* What needs to be done
The material below should be written out in full and exactly; pictures stay out of the copy.

———

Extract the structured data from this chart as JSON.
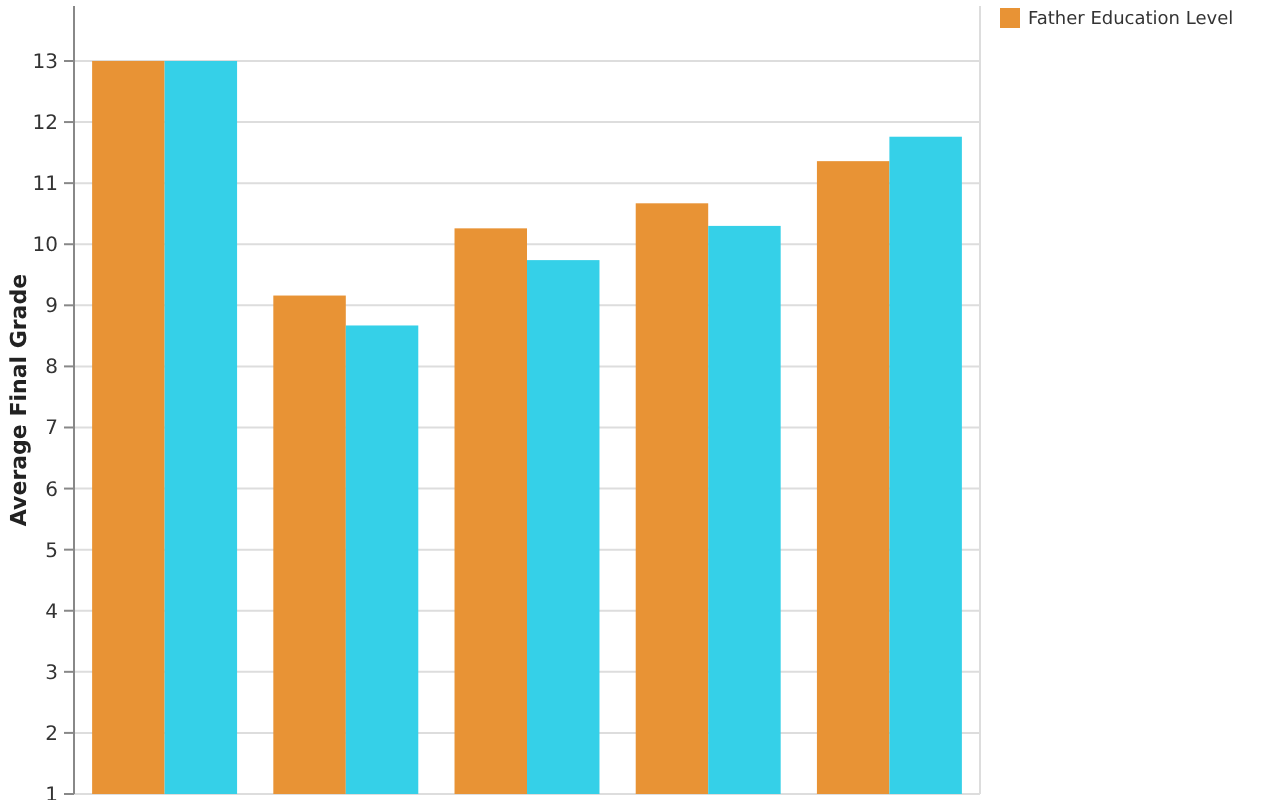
{
  "chart_data": {
    "type": "bar",
    "ylabel": "Average Final Grade",
    "categories": [
      null,
      null,
      null,
      null,
      null
    ],
    "series": [
      {
        "name": "Father Education Level",
        "color": "#e89335",
        "values": [
          13.0,
          9.16,
          10.26,
          10.67,
          11.36
        ]
      },
      {
        "color": "#35d0e8",
        "values": [
          13.0,
          8.67,
          9.74,
          10.3,
          11.76
        ]
      }
    ],
    "ylim": [
      1,
      13.9
    ],
    "yticks": [
      1,
      2,
      3,
      4,
      5,
      6,
      7,
      8,
      9,
      10,
      11,
      12,
      13
    ],
    "grid": "y",
    "legend": "top right"
  }
}
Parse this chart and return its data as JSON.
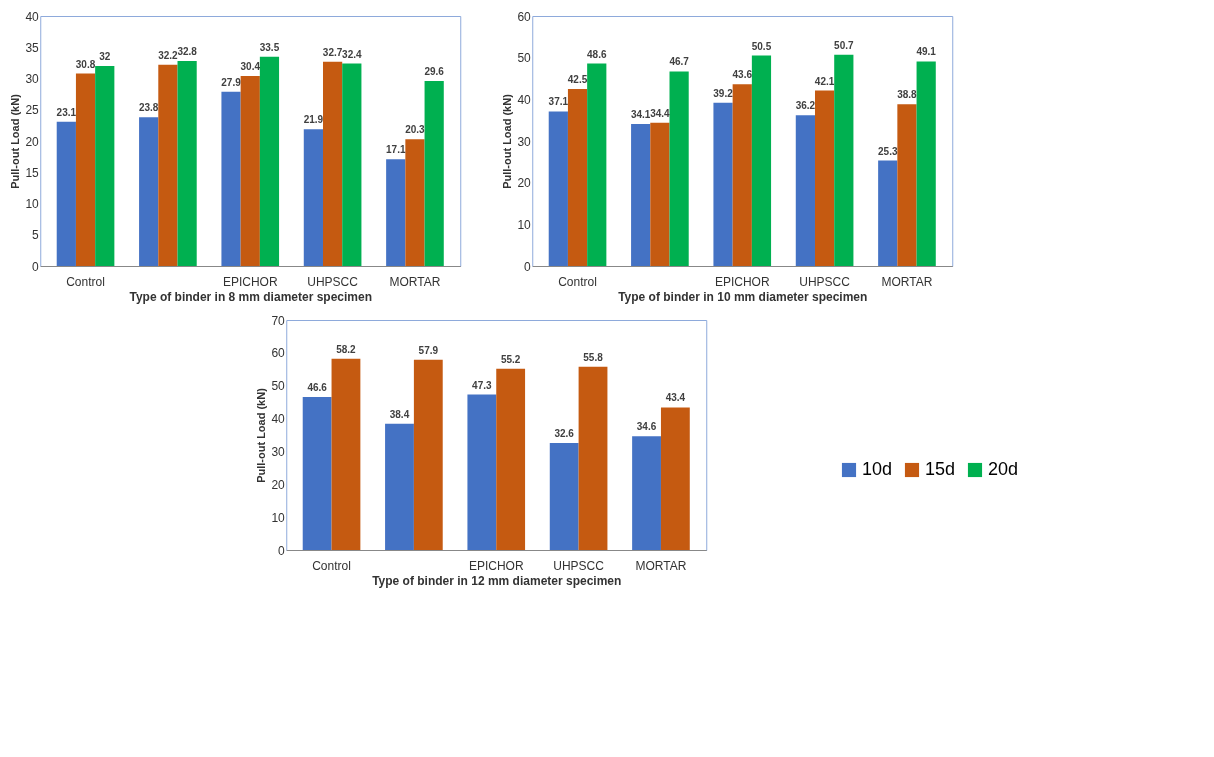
{
  "chart_data": [
    {
      "type": "bar",
      "xlabel": "Type of binder in 8 mm diameter specimen",
      "ylabel": "Pull-out Load (kN)",
      "categories": [
        "Control",
        null,
        "EPICHOR",
        "UHPSCC",
        "MORTAR"
      ],
      "ylim": [
        0,
        40
      ],
      "yticks": [
        0,
        5,
        10,
        15,
        20,
        25,
        30,
        35,
        40
      ],
      "data_labels": true,
      "legend": "right",
      "series": [
        {
          "name": "10d",
          "color": "#4472c4",
          "values": [
            23.1,
            23.8,
            27.9,
            21.9,
            17.1
          ]
        },
        {
          "name": "15d",
          "color": "#c55a11",
          "values": [
            30.8,
            32.2,
            30.4,
            32.7,
            20.3
          ]
        },
        {
          "name": "20d",
          "color": "#00b050",
          "values": [
            32,
            32.8,
            33.5,
            32.4,
            29.6
          ]
        }
      ]
    },
    {
      "type": "bar",
      "xlabel": "Type of binder in 10 mm diameter specimen",
      "ylabel": "Pull-out Load (kN)",
      "categories": [
        "Control",
        null,
        "EPICHOR",
        "UHPSCC",
        "MORTAR"
      ],
      "ylim": [
        0,
        60
      ],
      "yticks": [
        0,
        10,
        20,
        30,
        40,
        50,
        60
      ],
      "data_labels": true,
      "legend": "right",
      "series": [
        {
          "name": "10d",
          "color": "#4472c4",
          "values": [
            37.1,
            34.1,
            39.2,
            36.2,
            25.3
          ]
        },
        {
          "name": "15d",
          "color": "#c55a11",
          "values": [
            42.5,
            34.4,
            43.6,
            42.1,
            38.8
          ]
        },
        {
          "name": "20d",
          "color": "#00b050",
          "values": [
            48.6,
            46.7,
            50.5,
            50.7,
            49.1
          ]
        }
      ]
    },
    {
      "type": "bar",
      "xlabel": "Type of binder in 12 mm diameter specimen",
      "ylabel": "Pull-out Load (kN)",
      "categories": [
        "Control",
        null,
        "EPICHOR",
        "UHPSCC",
        "MORTAR"
      ],
      "ylim": [
        0,
        70
      ],
      "yticks": [
        0,
        10,
        20,
        30,
        40,
        50,
        60,
        70
      ],
      "data_labels": true,
      "legend": "right",
      "series": [
        {
          "name": "10d",
          "color": "#4472c4",
          "values": [
            46.6,
            38.4,
            47.3,
            32.6,
            34.6
          ]
        },
        {
          "name": "15d",
          "color": "#c55a11",
          "values": [
            58.2,
            57.9,
            55.2,
            55.8,
            43.4
          ]
        }
      ]
    }
  ]
}
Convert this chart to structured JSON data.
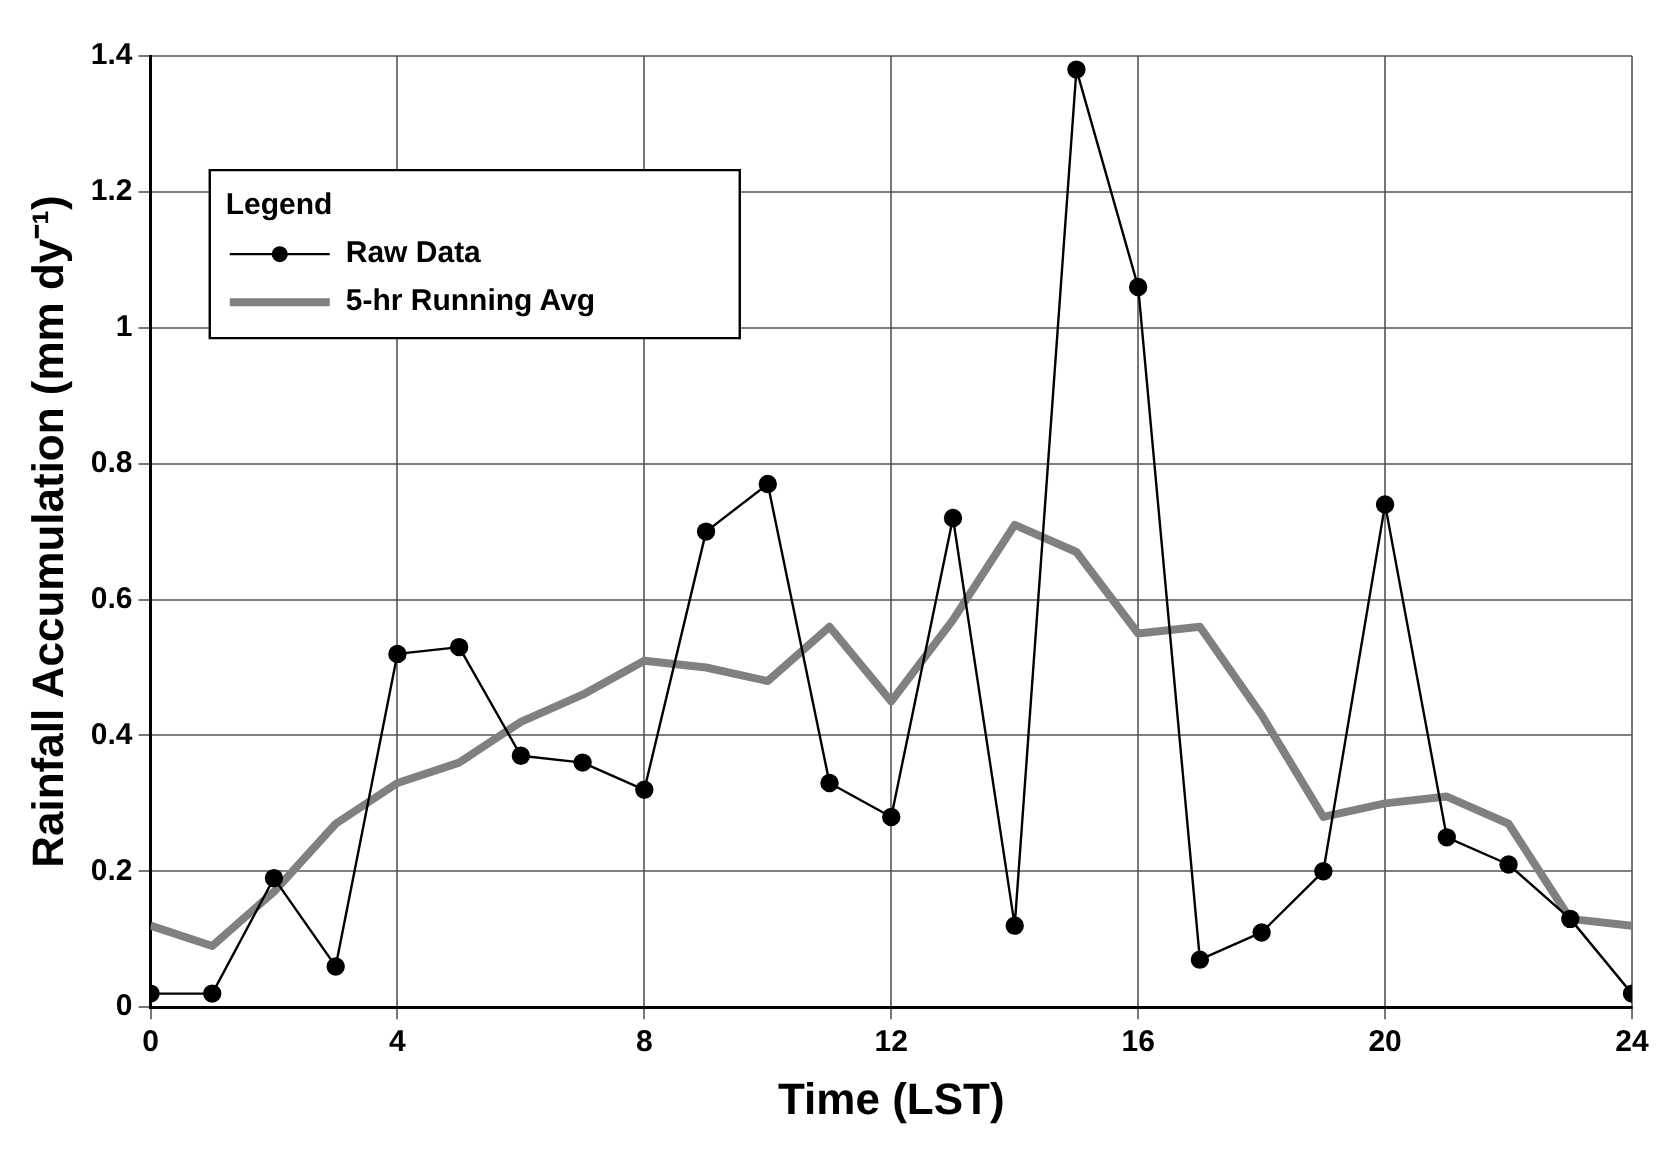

———

* Response for this exercise
Extract the structured data from this chart as JSON.
{
  "chart_data": {
    "type": "bar",
    "ylabel": "Average Final Grade",
    "categories": [
      null,
      null,
      null,
      null,
      null
    ],
    "series": [
      {
        "name": "Father Education Level",
        "color": "#e89335",
        "values": [
          13.0,
          9.16,
          10.26,
          10.67,
          11.36
        ]
      },
      {
        "color": "#35d0e8",
        "values": [
          13.0,
          8.67,
          9.74,
          10.3,
          11.76
        ]
      }
    ],
    "ylim": [
      1,
      13.9
    ],
    "yticks": [
      1,
      2,
      3,
      4,
      5,
      6,
      7,
      8,
      9,
      10,
      11,
      12,
      13
    ],
    "grid": "y",
    "legend": "top right"
  }
}
Parse this chart and return its data as JSON.
{
  "chart_data": [
    {
      "type": "bar",
      "xlabel": "Type of binder in 8 mm diameter specimen",
      "ylabel": "Pull-out Load (kN)",
      "categories": [
        "Control",
        null,
        "EPICHOR",
        "UHPSCC",
        "MORTAR"
      ],
      "ylim": [
        0,
        40
      ],
      "yticks": [
        0,
        5,
        10,
        15,
        20,
        25,
        30,
        35,
        40
      ],
      "data_labels": true,
      "legend": "right",
      "series": [
        {
          "name": "10d",
          "color": "#4472c4",
          "values": [
            23.1,
            23.8,
            27.9,
            21.9,
            17.1
          ]
        },
        {
          "name": "15d",
          "color": "#c55a11",
          "values": [
            30.8,
            32.2,
            30.4,
            32.7,
            20.3
          ]
        },
        {
          "name": "20d",
          "color": "#00b050",
          "values": [
            32,
            32.8,
            33.5,
            32.4,
            29.6
          ]
        }
      ]
    },
    {
      "type": "bar",
      "xlabel": "Type of binder in 10 mm diameter specimen",
      "ylabel": "Pull-out Load (kN)",
      "categories": [
        "Control",
        null,
        "EPICHOR",
        "UHPSCC",
        "MORTAR"
      ],
      "ylim": [
        0,
        60
      ],
      "yticks": [
        0,
        10,
        20,
        30,
        40,
        50,
        60
      ],
      "data_labels": true,
      "legend": "right",
      "series": [
        {
          "name": "10d",
          "color": "#4472c4",
          "values": [
            37.1,
            34.1,
            39.2,
            36.2,
            25.3
          ]
        },
        {
          "name": "15d",
          "color": "#c55a11",
          "values": [
            42.5,
            34.4,
            43.6,
            42.1,
            38.8
          ]
        },
        {
          "name": "20d",
          "color": "#00b050",
          "values": [
            48.6,
            46.7,
            50.5,
            50.7,
            49.1
          ]
        }
      ]
    },
    {
      "type": "bar",
      "xlabel": "Type of binder in 12 mm diameter specimen",
      "ylabel": "Pull-out Load (kN)",
      "categories": [
        "Control",
        null,
        "EPICHOR",
        "UHPSCC",
        "MORTAR"
      ],
      "ylim": [
        0,
        70
      ],
      "yticks": [
        0,
        10,
        20,
        30,
        40,
        50,
        60,
        70
      ],
      "data_labels": true,
      "legend": "right",
      "series": [
        {
          "name": "10d",
          "color": "#4472c4",
          "values": [
            46.6,
            38.4,
            47.3,
            32.6,
            34.6
          ]
        },
        {
          "name": "15d",
          "color": "#c55a11",
          "values": [
            58.2,
            57.9,
            55.2,
            55.8,
            43.4
          ]
        }
      ]
    }
  ]
}
Convert this chart to structured JSON data.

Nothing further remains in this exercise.